Give the data below again, word for word.

● ● ● ● ● ● ●

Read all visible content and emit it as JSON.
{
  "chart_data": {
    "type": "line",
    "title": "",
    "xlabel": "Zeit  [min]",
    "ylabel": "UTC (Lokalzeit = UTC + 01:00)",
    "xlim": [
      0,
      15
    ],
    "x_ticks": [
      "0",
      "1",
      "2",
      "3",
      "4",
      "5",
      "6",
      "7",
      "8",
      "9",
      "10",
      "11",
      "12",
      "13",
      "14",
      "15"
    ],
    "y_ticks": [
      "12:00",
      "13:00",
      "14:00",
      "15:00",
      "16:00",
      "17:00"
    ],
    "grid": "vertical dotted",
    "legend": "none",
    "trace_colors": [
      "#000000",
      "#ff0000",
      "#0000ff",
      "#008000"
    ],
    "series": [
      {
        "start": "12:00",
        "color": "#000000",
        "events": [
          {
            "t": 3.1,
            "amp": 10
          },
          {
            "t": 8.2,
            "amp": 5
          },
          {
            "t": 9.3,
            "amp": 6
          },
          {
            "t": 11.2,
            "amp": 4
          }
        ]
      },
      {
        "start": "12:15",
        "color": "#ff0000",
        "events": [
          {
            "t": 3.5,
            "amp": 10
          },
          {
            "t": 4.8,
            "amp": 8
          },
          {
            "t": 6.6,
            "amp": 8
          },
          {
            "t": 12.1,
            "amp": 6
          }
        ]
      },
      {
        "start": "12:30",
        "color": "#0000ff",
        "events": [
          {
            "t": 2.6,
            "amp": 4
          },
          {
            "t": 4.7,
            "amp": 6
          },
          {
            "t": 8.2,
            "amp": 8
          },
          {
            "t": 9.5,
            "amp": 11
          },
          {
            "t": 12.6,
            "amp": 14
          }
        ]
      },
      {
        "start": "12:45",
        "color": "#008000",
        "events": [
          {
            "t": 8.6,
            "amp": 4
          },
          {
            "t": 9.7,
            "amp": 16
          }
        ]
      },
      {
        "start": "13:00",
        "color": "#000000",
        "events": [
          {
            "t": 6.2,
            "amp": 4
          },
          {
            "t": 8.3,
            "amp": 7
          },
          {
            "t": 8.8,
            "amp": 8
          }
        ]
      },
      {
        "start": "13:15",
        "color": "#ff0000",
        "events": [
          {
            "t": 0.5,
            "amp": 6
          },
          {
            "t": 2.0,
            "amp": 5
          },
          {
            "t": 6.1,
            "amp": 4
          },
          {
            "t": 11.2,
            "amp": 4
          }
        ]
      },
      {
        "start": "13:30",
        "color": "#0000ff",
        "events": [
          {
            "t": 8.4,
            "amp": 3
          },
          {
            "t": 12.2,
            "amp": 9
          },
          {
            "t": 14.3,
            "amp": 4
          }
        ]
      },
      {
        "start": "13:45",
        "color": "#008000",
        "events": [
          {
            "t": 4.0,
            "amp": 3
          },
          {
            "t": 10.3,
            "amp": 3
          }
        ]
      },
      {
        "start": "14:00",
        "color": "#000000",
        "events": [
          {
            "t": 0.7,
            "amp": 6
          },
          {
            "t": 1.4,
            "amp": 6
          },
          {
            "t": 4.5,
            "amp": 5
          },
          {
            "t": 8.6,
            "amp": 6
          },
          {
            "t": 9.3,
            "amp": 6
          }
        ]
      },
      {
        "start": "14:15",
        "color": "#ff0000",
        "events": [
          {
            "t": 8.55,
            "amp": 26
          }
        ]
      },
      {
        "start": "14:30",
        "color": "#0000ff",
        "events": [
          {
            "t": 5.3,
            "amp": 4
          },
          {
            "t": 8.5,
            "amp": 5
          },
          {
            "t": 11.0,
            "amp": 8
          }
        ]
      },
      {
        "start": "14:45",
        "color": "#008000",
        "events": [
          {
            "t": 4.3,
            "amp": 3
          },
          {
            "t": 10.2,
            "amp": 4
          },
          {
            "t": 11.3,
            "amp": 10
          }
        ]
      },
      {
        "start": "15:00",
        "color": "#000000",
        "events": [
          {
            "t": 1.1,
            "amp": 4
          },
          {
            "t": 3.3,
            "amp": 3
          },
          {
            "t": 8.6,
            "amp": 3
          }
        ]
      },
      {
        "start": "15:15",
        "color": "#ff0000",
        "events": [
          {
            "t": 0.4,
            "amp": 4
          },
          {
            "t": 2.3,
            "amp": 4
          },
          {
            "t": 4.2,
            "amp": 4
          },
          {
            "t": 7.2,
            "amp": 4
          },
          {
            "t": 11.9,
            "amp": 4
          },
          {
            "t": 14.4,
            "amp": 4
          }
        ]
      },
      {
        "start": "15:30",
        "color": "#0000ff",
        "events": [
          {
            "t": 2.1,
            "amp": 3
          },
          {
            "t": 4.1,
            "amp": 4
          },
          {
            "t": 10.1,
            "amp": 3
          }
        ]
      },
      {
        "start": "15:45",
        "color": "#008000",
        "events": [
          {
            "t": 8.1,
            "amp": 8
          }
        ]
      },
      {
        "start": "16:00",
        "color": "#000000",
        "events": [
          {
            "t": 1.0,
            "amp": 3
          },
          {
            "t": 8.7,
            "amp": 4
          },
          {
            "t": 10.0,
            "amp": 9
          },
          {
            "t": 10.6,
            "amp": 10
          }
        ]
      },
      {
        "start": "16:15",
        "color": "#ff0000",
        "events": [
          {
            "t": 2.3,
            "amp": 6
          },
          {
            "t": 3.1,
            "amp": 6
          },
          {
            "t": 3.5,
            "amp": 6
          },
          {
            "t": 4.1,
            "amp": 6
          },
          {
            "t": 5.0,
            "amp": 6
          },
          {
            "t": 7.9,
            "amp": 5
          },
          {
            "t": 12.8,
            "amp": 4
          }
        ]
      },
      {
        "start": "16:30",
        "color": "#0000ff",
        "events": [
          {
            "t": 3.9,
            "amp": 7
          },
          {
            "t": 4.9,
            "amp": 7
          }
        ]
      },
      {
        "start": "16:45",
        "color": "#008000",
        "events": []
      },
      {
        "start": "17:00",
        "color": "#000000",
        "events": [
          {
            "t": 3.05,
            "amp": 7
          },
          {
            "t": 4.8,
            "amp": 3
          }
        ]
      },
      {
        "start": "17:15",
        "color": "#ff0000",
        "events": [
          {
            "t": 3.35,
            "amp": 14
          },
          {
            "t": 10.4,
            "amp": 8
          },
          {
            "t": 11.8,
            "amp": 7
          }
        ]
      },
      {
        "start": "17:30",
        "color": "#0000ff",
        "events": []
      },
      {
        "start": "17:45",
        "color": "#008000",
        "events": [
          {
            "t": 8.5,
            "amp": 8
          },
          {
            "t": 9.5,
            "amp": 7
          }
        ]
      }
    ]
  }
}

● ● ● ● ● ● ●

Answer to this problem>
Read all visible content and emit it as JSON.
{
  "chart_data": {
    "type": "line",
    "title": "",
    "xlabel": "Zeit  [min]",
    "ylabel": "UTC (Lokalzeit = UTC + 01:00)",
    "xlim": [
      0,
      15
    ],
    "x_ticks": [
      "0",
      "1",
      "2",
      "3",
      "4",
      "5",
      "6",
      "7",
      "8",
      "9",
      "10",
      "11",
      "12",
      "13",
      "14",
      "15"
    ],
    "y_ticks": [
      "12:00",
      "13:00",
      "14:00",
      "15:00",
      "16:00",
      "17:00"
    ],
    "grid": "vertical dotted",
    "legend": "none",
    "trace_colors": [
      "#000000",
      "#ff0000",
      "#0000ff",
      "#008000"
    ],
    "series": [
      {
        "start": "12:00",
        "color": "#000000",
        "events": [
          {
            "t": 3.1,
            "amp": 10
          },
          {
            "t": 8.2,
            "amp": 5
          },
          {
            "t": 9.3,
            "amp": 6
          },
          {
            "t": 11.2,
            "amp": 4
          }
        ]
      },
      {
        "start": "12:15",
        "color": "#ff0000",
        "events": [
          {
            "t": 3.5,
            "amp": 10
          },
          {
            "t": 4.8,
            "amp": 8
          },
          {
            "t": 6.6,
            "amp": 8
          },
          {
            "t": 12.1,
            "amp": 6
          }
        ]
      },
      {
        "start": "12:30",
        "color": "#0000ff",
        "events": [
          {
            "t": 2.6,
            "amp": 4
          },
          {
            "t": 4.7,
            "amp": 6
          },
          {
            "t": 8.2,
            "amp": 8
          },
          {
            "t": 9.5,
            "amp": 11
          },
          {
            "t": 12.6,
            "amp": 14
          }
        ]
      },
      {
        "start": "12:45",
        "color": "#008000",
        "events": [
          {
            "t": 8.6,
            "amp": 4
          },
          {
            "t": 9.7,
            "amp": 16
          }
        ]
      },
      {
        "start": "13:00",
        "color": "#000000",
        "events": [
          {
            "t": 6.2,
            "amp": 4
          },
          {
            "t": 8.3,
            "amp": 7
          },
          {
            "t": 8.8,
            "amp": 8
          }
        ]
      },
      {
        "start": "13:15",
        "color": "#ff0000",
        "events": [
          {
            "t": 0.5,
            "amp": 6
          },
          {
            "t": 2.0,
            "amp": 5
          },
          {
            "t": 6.1,
            "amp": 4
          },
          {
            "t": 11.2,
            "amp": 4
          }
        ]
      },
      {
        "start": "13:30",
        "color": "#0000ff",
        "events": [
          {
            "t": 8.4,
            "amp": 3
          },
          {
            "t": 12.2,
            "amp": 9
          },
          {
            "t": 14.3,
            "amp": 4
          }
        ]
      },
      {
        "start": "13:45",
        "color": "#008000",
        "events": [
          {
            "t": 4.0,
            "amp": 3
          },
          {
            "t": 10.3,
            "amp": 3
          }
        ]
      },
      {
        "start": "14:00",
        "color": "#000000",
        "events": [
          {
            "t": 0.7,
            "amp": 6
          },
          {
            "t": 1.4,
            "amp": 6
          },
          {
            "t": 4.5,
            "amp": 5
          },
          {
            "t": 8.6,
            "amp": 6
          },
          {
            "t": 9.3,
            "amp": 6
          }
        ]
      },
      {
        "start": "14:15",
        "color": "#ff0000",
        "events": [
          {
            "t": 8.55,
            "amp": 26
          }
        ]
      },
      {
        "start": "14:30",
        "color": "#0000ff",
        "events": [
          {
            "t": 5.3,
            "amp": 4
          },
          {
            "t": 8.5,
            "amp": 5
          },
          {
            "t": 11.0,
            "amp": 8
          }
        ]
      },
      {
        "start": "14:45",
        "color": "#008000",
        "events": [
          {
            "t": 4.3,
            "amp": 3
          },
          {
            "t": 10.2,
            "amp": 4
          },
          {
            "t": 11.3,
            "amp": 10
          }
        ]
      },
      {
        "start": "15:00",
        "color": "#000000",
        "events": [
          {
            "t": 1.1,
            "amp": 4
          },
          {
            "t": 3.3,
            "amp": 3
          },
          {
            "t": 8.6,
            "amp": 3
          }
        ]
      },
      {
        "start": "15:15",
        "color": "#ff0000",
        "events": [
          {
            "t": 0.4,
            "amp": 4
          },
          {
            "t": 2.3,
            "amp": 4
          },
          {
            "t": 4.2,
            "amp": 4
          },
          {
            "t": 7.2,
            "amp": 4
          },
          {
            "t": 11.9,
            "amp": 4
          },
          {
            "t": 14.4,
            "amp": 4
          }
        ]
      },
      {
        "start": "15:30",
        "color": "#0000ff",
        "events": [
          {
            "t": 2.1,
            "amp": 3
          },
          {
            "t": 4.1,
            "amp": 4
          },
          {
            "t": 10.1,
            "amp": 3
          }
        ]
      },
      {
        "start": "15:45",
        "color": "#008000",
        "events": [
          {
            "t": 8.1,
            "amp": 8
          }
        ]
      },
      {
        "start": "16:00",
        "color": "#000000",
        "events": [
          {
            "t": 1.0,
            "amp": 3
          },
          {
            "t": 8.7,
            "amp": 4
          },
          {
            "t": 10.0,
            "amp": 9
          },
          {
            "t": 10.6,
            "amp": 10
          }
        ]
      },
      {
        "start": "16:15",
        "color": "#ff0000",
        "events": [
          {
            "t": 2.3,
            "amp": 6
          },
          {
            "t": 3.1,
            "amp": 6
          },
          {
            "t": 3.5,
            "amp": 6
          },
          {
            "t": 4.1,
            "amp": 6
          },
          {
            "t": 5.0,
            "amp": 6
          },
          {
            "t": 7.9,
            "amp": 5
          },
          {
            "t": 12.8,
            "amp": 4
          }
        ]
      },
      {
        "start": "16:30",
        "color": "#0000ff",
        "events": [
          {
            "t": 3.9,
            "amp": 7
          },
          {
            "t": 4.9,
            "amp": 7
          }
        ]
      },
      {
        "start": "16:45",
        "color": "#008000",
        "events": []
      },
      {
        "start": "17:00",
        "color": "#000000",
        "events": [
          {
            "t": 3.05,
            "amp": 7
          },
          {
            "t": 4.8,
            "amp": 3
          }
        ]
      },
      {
        "start": "17:15",
        "color": "#ff0000",
        "events": [
          {
            "t": 3.35,
            "amp": 14
          },
          {
            "t": 10.4,
            "amp": 8
          },
          {
            "t": 11.8,
            "amp": 7
          }
        ]
      },
      {
        "start": "17:30",
        "color": "#0000ff",
        "events": []
      },
      {
        "start": "17:45",
        "color": "#008000",
        "events": [
          {
            "t": 8.5,
            "amp": 8
          },
          {
            "t": 9.5,
            "amp": 7
          }
        ]
      }
    ]
  }
}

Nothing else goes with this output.